Element location listings:
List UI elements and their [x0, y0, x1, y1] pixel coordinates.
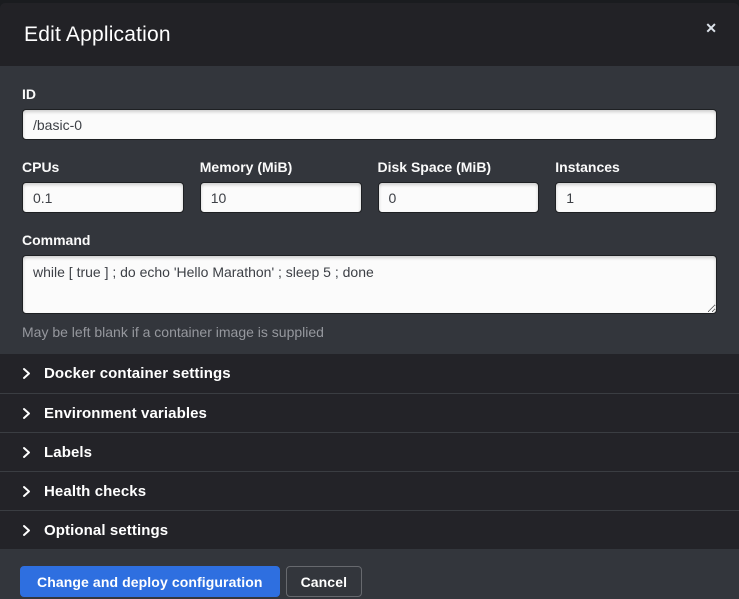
cpus-input[interactable] [22, 182, 184, 213]
id-field-group: ID [22, 86, 717, 140]
section-docker-container-settings[interactable]: Docker container settings [0, 354, 739, 393]
accordion-sections: Docker container settings Environment va… [0, 354, 739, 549]
close-icon[interactable]: ✕ [699, 17, 723, 39]
section-optional-settings[interactable]: Optional settings [0, 510, 739, 549]
chevron-right-icon [22, 485, 36, 498]
chevron-right-icon [22, 524, 36, 537]
command-help-text: May be left blank if a container image i… [22, 324, 717, 340]
memory-input[interactable] [200, 182, 362, 213]
application-form: ID CPUs Memory (MiB) Disk Space (MiB) In… [0, 66, 739, 354]
memory-label: Memory (MiB) [200, 159, 362, 175]
resources-row: CPUs Memory (MiB) Disk Space (MiB) Insta… [22, 159, 717, 213]
chevron-right-icon [22, 407, 36, 420]
command-field-group: Command while [ true ] ; do echo 'Hello … [22, 232, 717, 340]
section-label: Environment variables [44, 405, 207, 422]
section-environment-variables[interactable]: Environment variables [0, 393, 739, 432]
cpus-field-group: CPUs [22, 159, 184, 213]
command-textarea[interactable]: while [ true ] ; do echo 'Hello Marathon… [22, 255, 717, 314]
chevron-right-icon [22, 446, 36, 459]
modal-title: Edit Application [24, 23, 171, 47]
section-label: Docker container settings [44, 365, 231, 382]
cancel-button[interactable]: Cancel [286, 566, 363, 597]
instances-field-group: Instances [555, 159, 717, 213]
id-label: ID [22, 86, 717, 102]
disk-field-group: Disk Space (MiB) [378, 159, 540, 213]
instances-input[interactable] [555, 182, 717, 213]
section-health-checks[interactable]: Health checks [0, 471, 739, 510]
chevron-right-icon [22, 367, 36, 380]
disk-input[interactable] [378, 182, 540, 213]
section-label: Health checks [44, 483, 146, 500]
memory-field-group: Memory (MiB) [200, 159, 362, 213]
edit-application-modal: Edit Application ✕ ID CPUs Memory (MiB) … [0, 3, 739, 599]
change-and-deploy-button[interactable]: Change and deploy configuration [20, 566, 280, 597]
id-input[interactable] [22, 109, 717, 140]
disk-label: Disk Space (MiB) [378, 159, 540, 175]
instances-label: Instances [555, 159, 717, 175]
section-label: Labels [44, 444, 92, 461]
modal-header: Edit Application ✕ [0, 3, 739, 66]
modal-footer: Change and deploy configuration Cancel [0, 549, 739, 599]
command-label: Command [22, 232, 717, 248]
section-labels[interactable]: Labels [0, 432, 739, 471]
cpus-label: CPUs [22, 159, 184, 175]
section-label: Optional settings [44, 522, 168, 539]
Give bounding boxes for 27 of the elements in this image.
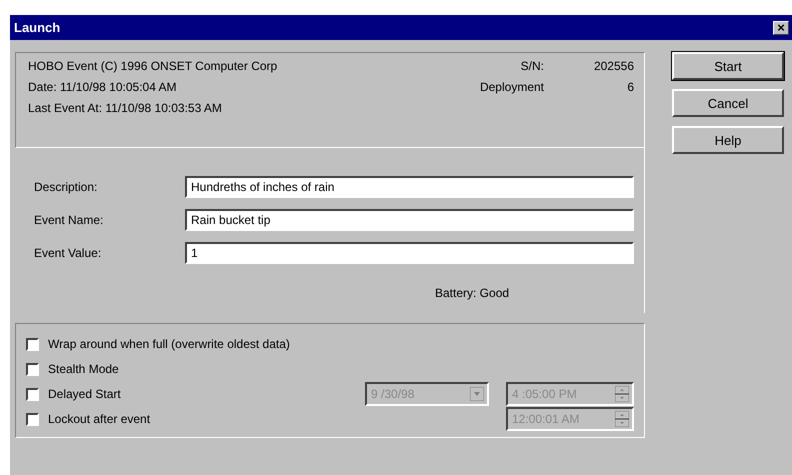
dialog-button[interactable]: Help xyxy=(672,126,784,154)
text-field[interactable]: Hundreths of inches of rain xyxy=(185,176,634,198)
checkbox[interactable] xyxy=(26,362,39,376)
field-label: Description: xyxy=(34,180,98,194)
date-text: Date: 11/10/98 10:05:04 AM xyxy=(28,80,178,94)
close-button[interactable]: × xyxy=(773,20,789,34)
checkbox-label[interactable]: Lockout after event xyxy=(48,412,150,426)
battery-status: Battery: Good xyxy=(435,286,510,300)
field-label: Event Value: xyxy=(34,246,102,260)
checkbox[interactable] xyxy=(26,338,39,350)
checkbox[interactable] xyxy=(26,412,39,426)
product-text: HOBO Event (C) 1996 ONSET Computer Corp xyxy=(28,59,278,73)
checkbox-label[interactable]: Stealth Mode xyxy=(48,362,119,376)
serial-label: S/N: xyxy=(520,59,544,73)
serial-value: 202556 xyxy=(592,59,634,73)
text-field[interactable]: Rain bucket tip xyxy=(185,209,634,231)
text-field[interactable]: 1 xyxy=(185,242,634,264)
dialog-button[interactable]: Cancel xyxy=(672,89,784,117)
last-event-text: Last Event At: 11/10/98 10:03:53 AM xyxy=(28,101,223,115)
checkbox-label[interactable]: Wrap around when full (overwrite oldest data) xyxy=(48,337,290,351)
deployment-value: 6 xyxy=(626,80,634,94)
window-title: Launch xyxy=(14,20,60,35)
dialog-button[interactable]: Start xyxy=(672,52,784,80)
checkbox-label[interactable]: Delayed Start xyxy=(48,387,121,401)
checkbox[interactable] xyxy=(26,388,39,400)
deployment-label: Deployment xyxy=(478,80,544,94)
field-label: Event Name: xyxy=(34,213,104,227)
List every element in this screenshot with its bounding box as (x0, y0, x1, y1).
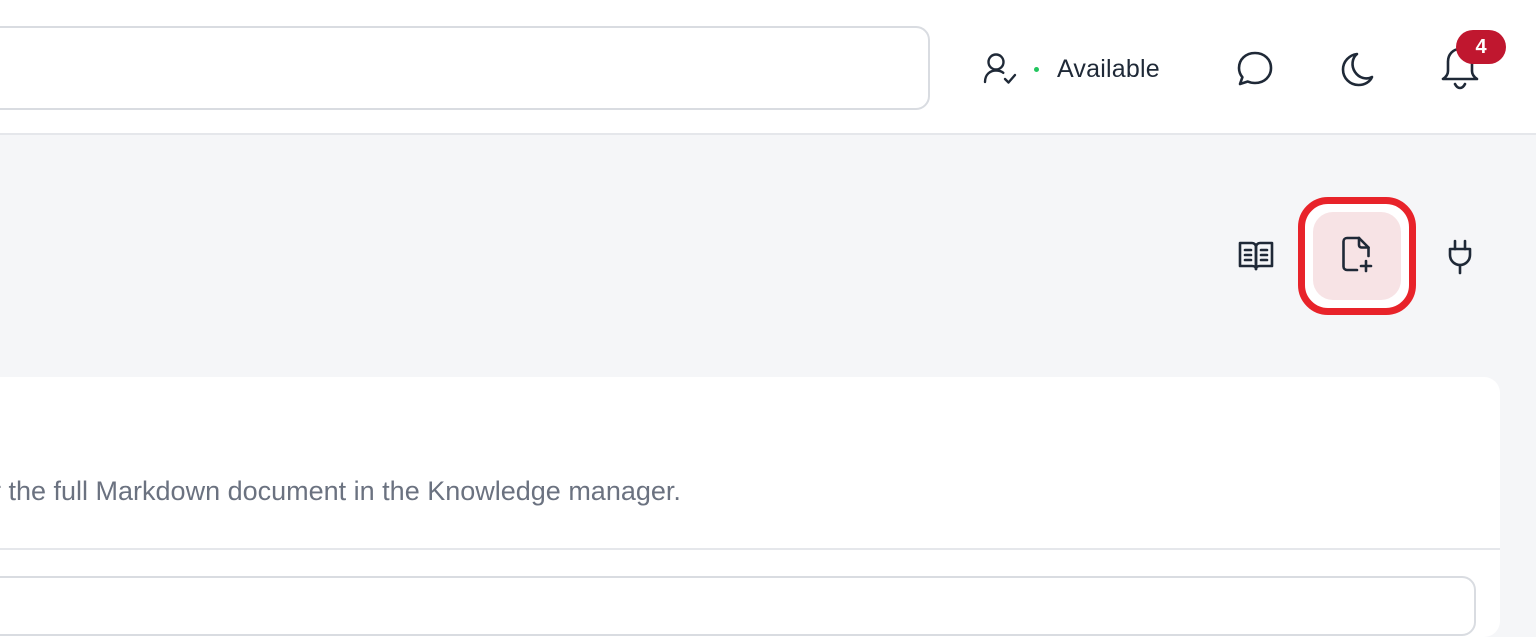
content-input[interactable] (0, 576, 1476, 636)
status-dot (1034, 66, 1039, 72)
theme-toggle-button[interactable] (1337, 48, 1379, 90)
card-divider (0, 548, 1500, 550)
status-label: Available (1057, 54, 1160, 83)
chat-button[interactable] (1234, 48, 1276, 90)
book-open-icon (1236, 241, 1276, 280)
availability-status[interactable]: Available (980, 48, 1160, 90)
notification-count-badge: 4 (1456, 30, 1506, 64)
moon-icon (1337, 48, 1379, 90)
file-plus-icon (1337, 234, 1377, 279)
new-document-button-inner[interactable] (1313, 212, 1401, 300)
card-description: r the full Markdown document in the Know… (0, 476, 681, 506)
message-circle-icon (1234, 48, 1276, 90)
user-check-icon (980, 49, 1020, 89)
plug-icon (1440, 239, 1480, 280)
integrations-button[interactable] (1440, 236, 1480, 276)
top-bar: Available 4 (0, 0, 1536, 135)
knowledge-book-button[interactable] (1236, 236, 1276, 276)
search-input[interactable] (0, 26, 930, 110)
new-document-button[interactable] (1298, 197, 1416, 315)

Aim: Rewrite every line of the entries above, replacing "chevron-right-icon" with "chevron-icon" and changing nothing else. Do not include the pictures in your answer.

Output of the task:
List UI elements and their [x0, y0, x1, y1] pixel coordinates.
cpus-input[interactable] [22, 182, 184, 213]
id-field-group: ID [22, 86, 717, 140]
section-docker-container-settings[interactable]: Docker container settings [0, 354, 739, 393]
accordion-sections: Docker container settings Environment va… [0, 354, 739, 549]
close-icon[interactable]: ✕ [699, 17, 723, 39]
section-optional-settings[interactable]: Optional settings [0, 510, 739, 549]
chevron-icon [22, 485, 36, 498]
chevron-icon [22, 524, 36, 537]
command-help-text: May be left blank if a container image i… [22, 324, 717, 340]
memory-input[interactable] [200, 182, 362, 213]
application-form: ID CPUs Memory (MiB) Disk Space (MiB) In… [0, 66, 739, 354]
memory-label: Memory (MiB) [200, 159, 362, 175]
resources-row: CPUs Memory (MiB) Disk Space (MiB) Insta… [22, 159, 717, 213]
chevron-icon [22, 407, 36, 420]
command-field-group: Command while [ true ] ; do echo 'Hello … [22, 232, 717, 340]
section-label: Environment variables [44, 405, 207, 422]
section-environment-variables[interactable]: Environment variables [0, 393, 739, 432]
cpus-field-group: CPUs [22, 159, 184, 213]
command-textarea[interactable]: while [ true ] ; do echo 'Hello Marathon… [22, 255, 717, 314]
chevron-icon [22, 446, 36, 459]
modal-title: Edit Application [24, 23, 171, 47]
section-label: Docker container settings [44, 365, 231, 382]
cancel-button[interactable]: Cancel [286, 566, 363, 597]
instances-field-group: Instances [555, 159, 717, 213]
id-label: ID [22, 86, 717, 102]
disk-field-group: Disk Space (MiB) [378, 159, 540, 213]
instances-input[interactable] [555, 182, 717, 213]
section-health-checks[interactable]: Health checks [0, 471, 739, 510]
chevron-icon [22, 367, 36, 380]
disk-input[interactable] [378, 182, 540, 213]
section-label: Health checks [44, 483, 146, 500]
memory-field-group: Memory (MiB) [200, 159, 362, 213]
edit-application-modal: Edit Application ✕ ID CPUs Memory (MiB) … [0, 3, 739, 599]
change-and-deploy-button[interactable]: Change and deploy configuration [20, 566, 280, 597]
id-input[interactable] [22, 109, 717, 140]
disk-label: Disk Space (MiB) [378, 159, 540, 175]
instances-label: Instances [555, 159, 717, 175]
section-label: Labels [44, 444, 92, 461]
modal-header: Edit Application ✕ [0, 3, 739, 66]
modal-footer: Change and deploy configuration Cancel [0, 549, 739, 599]
command-label: Command [22, 232, 717, 248]
section-labels[interactable]: Labels [0, 432, 739, 471]
cpus-label: CPUs [22, 159, 184, 175]
section-label: Optional settings [44, 522, 168, 539]
Give bounding boxes for 27 of the elements in this image.
dialog-button[interactable]: Help xyxy=(672,126,784,154)
text-field[interactable]: Hundreths of inches of rain xyxy=(185,176,634,198)
checkbox[interactable] xyxy=(26,362,39,376)
field-label: Description: xyxy=(34,180,98,194)
date-text: Date: 11/10/98 10:05:04 AM xyxy=(28,80,178,94)
close-button[interactable]: × xyxy=(773,20,789,34)
checkbox-label[interactable]: Lockout after event xyxy=(48,412,150,426)
battery-status: Battery: Good xyxy=(435,286,510,300)
field-label: Event Value: xyxy=(34,246,102,260)
checkbox[interactable] xyxy=(26,338,39,350)
checkbox[interactable] xyxy=(26,412,39,426)
product-text: HOBO Event (C) 1996 ONSET Computer Corp xyxy=(28,59,278,73)
checkbox-label[interactable]: Stealth Mode xyxy=(48,362,119,376)
serial-label: S/N: xyxy=(520,59,544,73)
serial-value: 202556 xyxy=(592,59,634,73)
text-field[interactable]: Rain bucket tip xyxy=(185,209,634,231)
text-field[interactable]: 1 xyxy=(185,242,634,264)
dialog-button[interactable]: Cancel xyxy=(672,89,784,117)
last-event-text: Last Event At: 11/10/98 10:03:53 AM xyxy=(28,101,223,115)
checkbox-label[interactable]: Wrap around when full (overwrite oldest data) xyxy=(48,337,290,351)
deployment-value: 6 xyxy=(626,80,634,94)
window-title: Launch xyxy=(14,20,60,35)
dialog-button[interactable]: Start xyxy=(672,52,784,80)
checkbox-label[interactable]: Delayed Start xyxy=(48,387,121,401)
checkbox[interactable] xyxy=(26,388,39,400)
deployment-label: Deployment xyxy=(478,80,544,94)
field-label: Event Name: xyxy=(34,213,104,227)
List every element in this screenshot with its bounding box as (x0, y0, x1, y1).
content-input[interactable] (0, 576, 1476, 636)
status-dot (1034, 66, 1039, 72)
theme-toggle-button[interactable] (1337, 48, 1379, 90)
card-divider (0, 548, 1500, 550)
status-label: Available (1057, 54, 1160, 83)
chat-button[interactable] (1234, 48, 1276, 90)
book-open-icon (1236, 241, 1276, 280)
availability-status[interactable]: Available (980, 48, 1160, 90)
notification-count-badge: 4 (1456, 30, 1506, 64)
moon-icon (1337, 48, 1379, 90)
file-plus-icon (1337, 234, 1377, 279)
new-document-button-inner[interactable] (1313, 212, 1401, 300)
card-description: r the full Markdown document in the Know… (0, 476, 681, 506)
message-circle-icon (1234, 48, 1276, 90)
user-check-icon (980, 49, 1020, 89)
plug-icon (1440, 239, 1480, 280)
integrations-button[interactable] (1440, 236, 1480, 276)
top-bar: Available 4 (0, 0, 1536, 135)
knowledge-book-button[interactable] (1236, 236, 1276, 276)
search-input[interactable] (0, 26, 930, 110)
new-document-button[interactable] (1298, 197, 1416, 315)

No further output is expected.